Aim of the exercise
Each entry must be reproduced precisely as it stands.

───

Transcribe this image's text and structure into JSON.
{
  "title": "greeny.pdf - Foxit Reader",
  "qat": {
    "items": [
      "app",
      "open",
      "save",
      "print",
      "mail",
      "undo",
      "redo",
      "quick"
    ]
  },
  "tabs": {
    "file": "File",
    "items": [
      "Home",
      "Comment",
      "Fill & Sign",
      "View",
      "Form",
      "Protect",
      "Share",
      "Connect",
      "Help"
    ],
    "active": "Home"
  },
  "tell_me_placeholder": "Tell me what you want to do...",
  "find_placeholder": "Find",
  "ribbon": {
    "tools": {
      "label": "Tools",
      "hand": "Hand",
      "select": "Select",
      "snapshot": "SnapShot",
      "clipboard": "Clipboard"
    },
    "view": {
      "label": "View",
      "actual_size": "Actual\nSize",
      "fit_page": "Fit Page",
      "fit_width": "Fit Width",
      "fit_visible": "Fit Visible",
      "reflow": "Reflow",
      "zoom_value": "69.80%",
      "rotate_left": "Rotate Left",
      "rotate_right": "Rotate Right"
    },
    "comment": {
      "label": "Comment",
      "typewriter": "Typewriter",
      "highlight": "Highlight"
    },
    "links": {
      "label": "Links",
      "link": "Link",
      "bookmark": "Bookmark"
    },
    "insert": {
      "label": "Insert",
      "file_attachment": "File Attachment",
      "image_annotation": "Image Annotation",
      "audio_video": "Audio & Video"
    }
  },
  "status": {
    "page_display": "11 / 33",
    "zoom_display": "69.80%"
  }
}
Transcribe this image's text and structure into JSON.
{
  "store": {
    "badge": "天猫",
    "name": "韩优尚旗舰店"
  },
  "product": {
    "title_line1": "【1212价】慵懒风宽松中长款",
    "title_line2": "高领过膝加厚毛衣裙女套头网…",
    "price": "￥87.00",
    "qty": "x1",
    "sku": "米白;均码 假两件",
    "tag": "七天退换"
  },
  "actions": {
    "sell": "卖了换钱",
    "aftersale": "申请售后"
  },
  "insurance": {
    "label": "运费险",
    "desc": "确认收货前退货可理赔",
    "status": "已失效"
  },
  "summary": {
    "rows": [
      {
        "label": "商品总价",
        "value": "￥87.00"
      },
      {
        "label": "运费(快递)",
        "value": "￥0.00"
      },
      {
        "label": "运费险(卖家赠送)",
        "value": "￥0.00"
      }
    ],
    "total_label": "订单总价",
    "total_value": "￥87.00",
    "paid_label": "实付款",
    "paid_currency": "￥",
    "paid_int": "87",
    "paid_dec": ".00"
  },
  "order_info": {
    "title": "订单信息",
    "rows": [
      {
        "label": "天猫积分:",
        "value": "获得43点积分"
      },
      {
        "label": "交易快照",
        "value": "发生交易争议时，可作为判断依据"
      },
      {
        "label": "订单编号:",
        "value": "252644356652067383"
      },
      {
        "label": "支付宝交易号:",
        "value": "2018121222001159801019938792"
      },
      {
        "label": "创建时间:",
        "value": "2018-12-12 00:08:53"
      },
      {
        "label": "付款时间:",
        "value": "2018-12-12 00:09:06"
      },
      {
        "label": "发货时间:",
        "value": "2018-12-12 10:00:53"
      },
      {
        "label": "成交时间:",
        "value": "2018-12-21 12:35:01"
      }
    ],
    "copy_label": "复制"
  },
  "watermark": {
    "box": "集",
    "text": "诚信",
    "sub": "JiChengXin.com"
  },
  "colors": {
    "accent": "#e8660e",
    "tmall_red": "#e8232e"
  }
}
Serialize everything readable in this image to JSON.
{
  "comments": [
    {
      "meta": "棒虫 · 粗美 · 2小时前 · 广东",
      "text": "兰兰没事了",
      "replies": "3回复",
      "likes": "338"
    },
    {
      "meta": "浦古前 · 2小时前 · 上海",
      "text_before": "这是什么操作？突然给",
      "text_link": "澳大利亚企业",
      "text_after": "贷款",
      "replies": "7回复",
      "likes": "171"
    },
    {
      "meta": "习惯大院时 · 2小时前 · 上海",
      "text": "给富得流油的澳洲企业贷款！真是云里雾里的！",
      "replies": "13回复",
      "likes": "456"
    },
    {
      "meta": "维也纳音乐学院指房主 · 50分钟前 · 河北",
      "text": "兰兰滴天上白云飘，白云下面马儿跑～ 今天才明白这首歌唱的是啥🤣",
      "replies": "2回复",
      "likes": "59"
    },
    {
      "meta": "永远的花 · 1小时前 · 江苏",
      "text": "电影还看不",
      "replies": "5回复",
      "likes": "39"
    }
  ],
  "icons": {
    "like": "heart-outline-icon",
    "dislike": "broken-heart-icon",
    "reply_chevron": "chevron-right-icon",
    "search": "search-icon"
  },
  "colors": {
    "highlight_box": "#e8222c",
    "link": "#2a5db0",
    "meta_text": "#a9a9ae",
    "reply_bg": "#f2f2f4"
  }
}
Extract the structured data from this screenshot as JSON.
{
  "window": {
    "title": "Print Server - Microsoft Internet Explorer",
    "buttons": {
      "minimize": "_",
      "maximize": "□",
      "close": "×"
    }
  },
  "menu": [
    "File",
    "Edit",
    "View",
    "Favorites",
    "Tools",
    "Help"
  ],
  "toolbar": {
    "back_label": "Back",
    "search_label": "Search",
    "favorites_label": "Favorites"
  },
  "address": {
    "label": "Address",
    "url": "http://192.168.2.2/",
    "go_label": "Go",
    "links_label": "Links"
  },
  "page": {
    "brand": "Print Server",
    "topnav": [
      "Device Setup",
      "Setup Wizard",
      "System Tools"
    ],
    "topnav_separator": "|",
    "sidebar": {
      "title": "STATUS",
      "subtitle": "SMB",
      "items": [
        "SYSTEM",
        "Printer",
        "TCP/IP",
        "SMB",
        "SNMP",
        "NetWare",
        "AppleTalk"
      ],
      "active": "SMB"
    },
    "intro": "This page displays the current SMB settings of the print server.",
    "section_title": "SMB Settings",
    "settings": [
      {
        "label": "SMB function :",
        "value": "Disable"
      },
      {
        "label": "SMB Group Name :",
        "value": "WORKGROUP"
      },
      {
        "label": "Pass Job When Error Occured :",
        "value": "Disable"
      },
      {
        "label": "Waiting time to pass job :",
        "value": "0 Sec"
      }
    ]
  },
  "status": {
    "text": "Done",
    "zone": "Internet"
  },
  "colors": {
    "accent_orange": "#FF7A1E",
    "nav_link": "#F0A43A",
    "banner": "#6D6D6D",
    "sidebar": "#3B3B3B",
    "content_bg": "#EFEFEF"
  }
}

───

Result of this task
Transcribe this image's text and structure into JSON.
{
  "title": "greeny.pdf - Foxit Reader",
  "qat": {
    "items": [
      "app",
      "open",
      "save",
      "print",
      "mail",
      "undo",
      "redo",
      "quick"
    ]
  },
  "tabs": {
    "file": "File",
    "items": [
      "Home",
      "Comment",
      "Fill & Sign",
      "View",
      "Form",
      "Protect",
      "Share",
      "Connect",
      "Help"
    ],
    "active": "Home"
  },
  "tell_me_placeholder": "Tell me what you want to do...",
  "find_placeholder": "Find",
  "ribbon": {
    "tools": {
      "label": "Tools",
      "hand": "Hand",
      "select": "Select",
      "snapshot": "SnapShot",
      "clipboard": "Clipboard"
    },
    "view": {
      "label": "View",
      "actual_size": "Actual\nSize",
      "fit_page": "Fit Page",
      "fit_width": "Fit Width",
      "fit_visible": "Fit Visible",
      "reflow": "Reflow",
      "zoom_value": "69.80%",
      "rotate_left": "Rotate Left",
      "rotate_right": "Rotate Right"
    },
    "comment": {
      "label": "Comment",
      "typewriter": "Typewriter",
      "highlight": "Highlight"
    },
    "links": {
      "label": "Links",
      "link": "Link",
      "bookmark": "Bookmark"
    },
    "insert": {
      "label": "Insert",
      "file_attachment": "File Attachment",
      "image_annotation": "Image Annotation",
      "audio_video": "Audio & Video"
    }
  },
  "status": {
    "page_display": "11 / 33",
    "zoom_display": "69.80%"
  }
}
Transcribe this image's text and structure into JSON.
{
  "store": {
    "badge": "天猫",
    "name": "韩优尚旗舰店"
  },
  "product": {
    "title_line1": "【1212价】慵懒风宽松中长款",
    "title_line2": "高领过膝加厚毛衣裙女套头网…",
    "price": "￥87.00",
    "qty": "x1",
    "sku": "米白;均码 假两件",
    "tag": "七天退换"
  },
  "actions": {
    "sell": "卖了换钱",
    "aftersale": "申请售后"
  },
  "insurance": {
    "label": "运费险",
    "desc": "确认收货前退货可理赔",
    "status": "已失效"
  },
  "summary": {
    "rows": [
      {
        "label": "商品总价",
        "value": "￥87.00"
      },
      {
        "label": "运费(快递)",
        "value": "￥0.00"
      },
      {
        "label": "运费险(卖家赠送)",
        "value": "￥0.00"
      }
    ],
    "total_label": "订单总价",
    "total_value": "￥87.00",
    "paid_label": "实付款",
    "paid_currency": "￥",
    "paid_int": "87",
    "paid_dec": ".00"
  },
  "order_info": {
    "title": "订单信息",
    "rows": [
      {
        "label": "天猫积分:",
        "value": "获得43点积分"
      },
      {
        "label": "交易快照",
        "value": "发生交易争议时，可作为判断依据"
      },
      {
        "label": "订单编号:",
        "value": "252644356652067383"
      },
      {
        "label": "支付宝交易号:",
        "value": "2018121222001159801019938792"
      },
      {
        "label": "创建时间:",
        "value": "2018-12-12 00:08:53"
      },
      {
        "label": "付款时间:",
        "value": "2018-12-12 00:09:06"
      },
      {
        "label": "发货时间:",
        "value": "2018-12-12 10:00:53"
      },
      {
        "label": "成交时间:",
        "value": "2018-12-21 12:35:01"
      }
    ],
    "copy_label": "复制"
  },
  "watermark": {
    "box": "集",
    "text": "诚信",
    "sub": "JiChengXin.com"
  },
  "colors": {
    "accent": "#e8660e",
    "tmall_red": "#e8232e"
  }
}
Serialize everything readable in this image to JSON.
{
  "comments": [
    {
      "meta": "棒虫 · 粗美 · 2小时前 · 广东",
      "text": "兰兰没事了",
      "replies": "3回复",
      "likes": "338"
    },
    {
      "meta": "浦古前 · 2小时前 · 上海",
      "text_before": "这是什么操作？突然给",
      "text_link": "澳大利亚企业",
      "text_after": "贷款",
      "replies": "7回复",
      "likes": "171"
    },
    {
      "meta": "习惯大院时 · 2小时前 · 上海",
      "text": "给富得流油的澳洲企业贷款！真是云里雾里的！",
      "replies": "13回复",
      "likes": "456"
    },
    {
      "meta": "维也纳音乐学院指房主 · 50分钟前 · 河北",
      "text": "兰兰滴天上白云飘，白云下面马儿跑～ 今天才明白这首歌唱的是啥🤣",
      "replies": "2回复",
      "likes": "59"
    },
    {
      "meta": "永远的花 · 1小时前 · 江苏",
      "text": "电影还看不",
      "replies": "5回复",
      "likes": "39"
    }
  ],
  "icons": {
    "like": "heart-outline-icon",
    "dislike": "broken-heart-icon",
    "reply_chevron": "chevron-right-icon",
    "search": "search-icon"
  },
  "colors": {
    "highlight_box": "#e8222c",
    "link": "#2a5db0",
    "meta_text": "#a9a9ae",
    "reply_bg": "#f2f2f4"
  }
}
Extract the structured data from this screenshot as JSON.
{
  "window": {
    "title": "Print Server - Microsoft Internet Explorer",
    "buttons": {
      "minimize": "_",
      "maximize": "□",
      "close": "×"
    }
  },
  "menu": [
    "File",
    "Edit",
    "View",
    "Favorites",
    "Tools",
    "Help"
  ],
  "toolbar": {
    "back_label": "Back",
    "search_label": "Search",
    "favorites_label": "Favorites"
  },
  "address": {
    "label": "Address",
    "url": "http://192.168.2.2/",
    "go_label": "Go",
    "links_label": "Links"
  },
  "page": {
    "brand": "Print Server",
    "topnav": [
      "Device Setup",
      "Setup Wizard",
      "System Tools"
    ],
    "topnav_separator": "|",
    "sidebar": {
      "title": "STATUS",
      "subtitle": "SMB",
      "items": [
        "SYSTEM",
        "Printer",
        "TCP/IP",
        "SMB",
        "SNMP",
        "NetWare",
        "AppleTalk"
      ],
      "active": "SMB"
    },
    "intro": "This page displays the current SMB settings of the print server.",
    "section_title": "SMB Settings",
    "settings": [
      {
        "label": "SMB function :",
        "value": "Disable"
      },
      {
        "label": "SMB Group Name :",
        "value": "WORKGROUP"
      },
      {
        "label": "Pass Job When Error Occured :",
        "value": "Disable"
      },
      {
        "label": "Waiting time to pass job :",
        "value": "0 Sec"
      }
    ]
  },
  "status": {
    "text": "Done",
    "zone": "Internet"
  },
  "colors": {
    "accent_orange": "#FF7A1E",
    "nav_link": "#F0A43A",
    "banner": "#6D6D6D",
    "sidebar": "#3B3B3B",
    "content_bg": "#EFEFEF"
  }
}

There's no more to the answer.